:: WHAT YOU SHOULD DO ::
Please repeat all of the listing exactly.
## start MATERIAL SHOWN
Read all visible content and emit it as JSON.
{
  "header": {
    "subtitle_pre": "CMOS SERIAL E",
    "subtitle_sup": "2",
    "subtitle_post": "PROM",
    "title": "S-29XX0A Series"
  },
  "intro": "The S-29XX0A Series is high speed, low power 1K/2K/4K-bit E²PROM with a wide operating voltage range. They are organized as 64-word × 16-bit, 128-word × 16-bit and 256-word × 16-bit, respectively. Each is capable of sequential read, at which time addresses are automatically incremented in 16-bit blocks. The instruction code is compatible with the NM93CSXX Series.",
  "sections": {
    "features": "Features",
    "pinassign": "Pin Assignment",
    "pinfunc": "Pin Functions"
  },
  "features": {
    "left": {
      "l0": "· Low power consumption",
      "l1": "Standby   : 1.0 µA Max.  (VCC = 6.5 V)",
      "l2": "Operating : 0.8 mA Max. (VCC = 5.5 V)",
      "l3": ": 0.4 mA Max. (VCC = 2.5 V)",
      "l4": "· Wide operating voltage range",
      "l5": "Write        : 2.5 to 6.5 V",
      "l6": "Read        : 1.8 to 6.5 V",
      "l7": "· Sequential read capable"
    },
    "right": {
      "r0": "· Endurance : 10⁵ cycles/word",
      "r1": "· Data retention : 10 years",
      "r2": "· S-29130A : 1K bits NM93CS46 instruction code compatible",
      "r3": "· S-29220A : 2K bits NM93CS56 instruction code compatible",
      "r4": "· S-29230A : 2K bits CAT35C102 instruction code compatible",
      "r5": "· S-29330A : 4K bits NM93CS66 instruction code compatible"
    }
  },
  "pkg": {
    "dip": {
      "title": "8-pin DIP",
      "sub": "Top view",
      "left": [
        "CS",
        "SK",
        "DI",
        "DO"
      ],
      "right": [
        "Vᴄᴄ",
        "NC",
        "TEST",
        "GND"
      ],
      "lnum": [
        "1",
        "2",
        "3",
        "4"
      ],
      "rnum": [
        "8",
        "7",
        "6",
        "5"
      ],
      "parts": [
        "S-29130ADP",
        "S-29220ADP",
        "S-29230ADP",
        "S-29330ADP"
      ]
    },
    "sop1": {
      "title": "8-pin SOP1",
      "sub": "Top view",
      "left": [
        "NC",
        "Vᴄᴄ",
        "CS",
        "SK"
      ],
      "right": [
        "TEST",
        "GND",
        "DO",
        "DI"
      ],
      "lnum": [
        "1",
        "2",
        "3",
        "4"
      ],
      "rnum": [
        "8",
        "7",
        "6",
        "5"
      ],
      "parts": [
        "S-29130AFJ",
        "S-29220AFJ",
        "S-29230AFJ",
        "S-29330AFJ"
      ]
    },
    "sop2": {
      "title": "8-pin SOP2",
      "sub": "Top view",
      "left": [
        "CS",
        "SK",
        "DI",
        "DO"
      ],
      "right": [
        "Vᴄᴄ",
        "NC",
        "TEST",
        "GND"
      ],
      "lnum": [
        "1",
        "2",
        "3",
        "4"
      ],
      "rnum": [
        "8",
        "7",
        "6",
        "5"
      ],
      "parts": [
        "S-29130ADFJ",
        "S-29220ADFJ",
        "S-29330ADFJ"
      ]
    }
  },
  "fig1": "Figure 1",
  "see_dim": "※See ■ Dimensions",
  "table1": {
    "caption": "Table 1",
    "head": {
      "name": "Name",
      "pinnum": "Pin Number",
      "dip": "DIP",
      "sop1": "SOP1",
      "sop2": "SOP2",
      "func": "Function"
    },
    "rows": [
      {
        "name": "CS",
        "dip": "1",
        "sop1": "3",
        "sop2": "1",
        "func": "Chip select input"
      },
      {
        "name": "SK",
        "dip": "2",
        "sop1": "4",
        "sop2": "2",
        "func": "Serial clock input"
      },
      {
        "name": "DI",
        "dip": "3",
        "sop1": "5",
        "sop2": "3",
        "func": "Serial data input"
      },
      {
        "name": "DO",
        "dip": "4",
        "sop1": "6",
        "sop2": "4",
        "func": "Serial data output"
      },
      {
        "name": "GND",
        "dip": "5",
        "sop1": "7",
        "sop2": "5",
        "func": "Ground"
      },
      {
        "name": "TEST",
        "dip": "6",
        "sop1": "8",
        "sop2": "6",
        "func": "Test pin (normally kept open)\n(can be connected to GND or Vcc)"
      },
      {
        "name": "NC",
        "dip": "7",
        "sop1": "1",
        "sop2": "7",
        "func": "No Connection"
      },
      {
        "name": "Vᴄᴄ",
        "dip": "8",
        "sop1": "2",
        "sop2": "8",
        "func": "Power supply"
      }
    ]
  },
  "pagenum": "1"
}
## end MATERIAL SHOWN
:: REPLY TO THE EXERCISE ::
Read all visible content and emit it as JSON.
{
  "header": {
    "subtitle_pre": "CMOS SERIAL E",
    "subtitle_sup": "2",
    "subtitle_post": "PROM",
    "title": "S-29XX0A Series"
  },
  "intro": "The S-29XX0A Series is high speed, low power 1K/2K/4K-bit E²PROM with a wide operating voltage range. They are organized as 64-word × 16-bit, 128-word × 16-bit and 256-word × 16-bit, respectively. Each is capable of sequential read, at which time addresses are automatically incremented in 16-bit blocks. The instruction code is compatible with the NM93CSXX Series.",
  "sections": {
    "features": "Features",
    "pinassign": "Pin Assignment",
    "pinfunc": "Pin Functions"
  },
  "features": {
    "left": {
      "l0": "· Low power consumption",
      "l1": "Standby   : 1.0 µA Max.  (VCC = 6.5 V)",
      "l2": "Operating : 0.8 mA Max. (VCC = 5.5 V)",
      "l3": ": 0.4 mA Max. (VCC = 2.5 V)",
      "l4": "· Wide operating voltage range",
      "l5": "Write        : 2.5 to 6.5 V",
      "l6": "Read        : 1.8 to 6.5 V",
      "l7": "· Sequential read capable"
    },
    "right": {
      "r0": "· Endurance : 10⁵ cycles/word",
      "r1": "· Data retention : 10 years",
      "r2": "· S-29130A : 1K bits NM93CS46 instruction code compatible",
      "r3": "· S-29220A : 2K bits NM93CS56 instruction code compatible",
      "r4": "· S-29230A : 2K bits CAT35C102 instruction code compatible",
      "r5": "· S-29330A : 4K bits NM93CS66 instruction code compatible"
    }
  },
  "pkg": {
    "dip": {
      "title": "8-pin DIP",
      "sub": "Top view",
      "left": [
        "CS",
        "SK",
        "DI",
        "DO"
      ],
      "right": [
        "Vᴄᴄ",
        "NC",
        "TEST",
        "GND"
      ],
      "lnum": [
        "1",
        "2",
        "3",
        "4"
      ],
      "rnum": [
        "8",
        "7",
        "6",
        "5"
      ],
      "parts": [
        "S-29130ADP",
        "S-29220ADP",
        "S-29230ADP",
        "S-29330ADP"
      ]
    },
    "sop1": {
      "title": "8-pin SOP1",
      "sub": "Top view",
      "left": [
        "NC",
        "Vᴄᴄ",
        "CS",
        "SK"
      ],
      "right": [
        "TEST",
        "GND",
        "DO",
        "DI"
      ],
      "lnum": [
        "1",
        "2",
        "3",
        "4"
      ],
      "rnum": [
        "8",
        "7",
        "6",
        "5"
      ],
      "parts": [
        "S-29130AFJ",
        "S-29220AFJ",
        "S-29230AFJ",
        "S-29330AFJ"
      ]
    },
    "sop2": {
      "title": "8-pin SOP2",
      "sub": "Top view",
      "left": [
        "CS",
        "SK",
        "DI",
        "DO"
      ],
      "right": [
        "Vᴄᴄ",
        "NC",
        "TEST",
        "GND"
      ],
      "lnum": [
        "1",
        "2",
        "3",
        "4"
      ],
      "rnum": [
        "8",
        "7",
        "6",
        "5"
      ],
      "parts": [
        "S-29130ADFJ",
        "S-29220ADFJ",
        "S-29330ADFJ"
      ]
    }
  },
  "fig1": "Figure 1",
  "see_dim": "※See ■ Dimensions",
  "table1": {
    "caption": "Table 1",
    "head": {
      "name": "Name",
      "pinnum": "Pin Number",
      "dip": "DIP",
      "sop1": "SOP1",
      "sop2": "SOP2",
      "func": "Function"
    },
    "rows": [
      {
        "name": "CS",
        "dip": "1",
        "sop1": "3",
        "sop2": "1",
        "func": "Chip select input"
      },
      {
        "name": "SK",
        "dip": "2",
        "sop1": "4",
        "sop2": "2",
        "func": "Serial clock input"
      },
      {
        "name": "DI",
        "dip": "3",
        "sop1": "5",
        "sop2": "3",
        "func": "Serial data input"
      },
      {
        "name": "DO",
        "dip": "4",
        "sop1": "6",
        "sop2": "4",
        "func": "Serial data output"
      },
      {
        "name": "GND",
        "dip": "5",
        "sop1": "7",
        "sop2": "5",
        "func": "Ground"
      },
      {
        "name": "TEST",
        "dip": "6",
        "sop1": "8",
        "sop2": "6",
        "func": "Test pin (normally kept open)\n(can be connected to GND or Vcc)"
      },
      {
        "name": "NC",
        "dip": "7",
        "sop1": "1",
        "sop2": "7",
        "func": "No Connection"
      },
      {
        "name": "Vᴄᴄ",
        "dip": "8",
        "sop1": "2",
        "sop2": "8",
        "func": "Power supply"
      }
    ]
  },
  "pagenum": "1"
}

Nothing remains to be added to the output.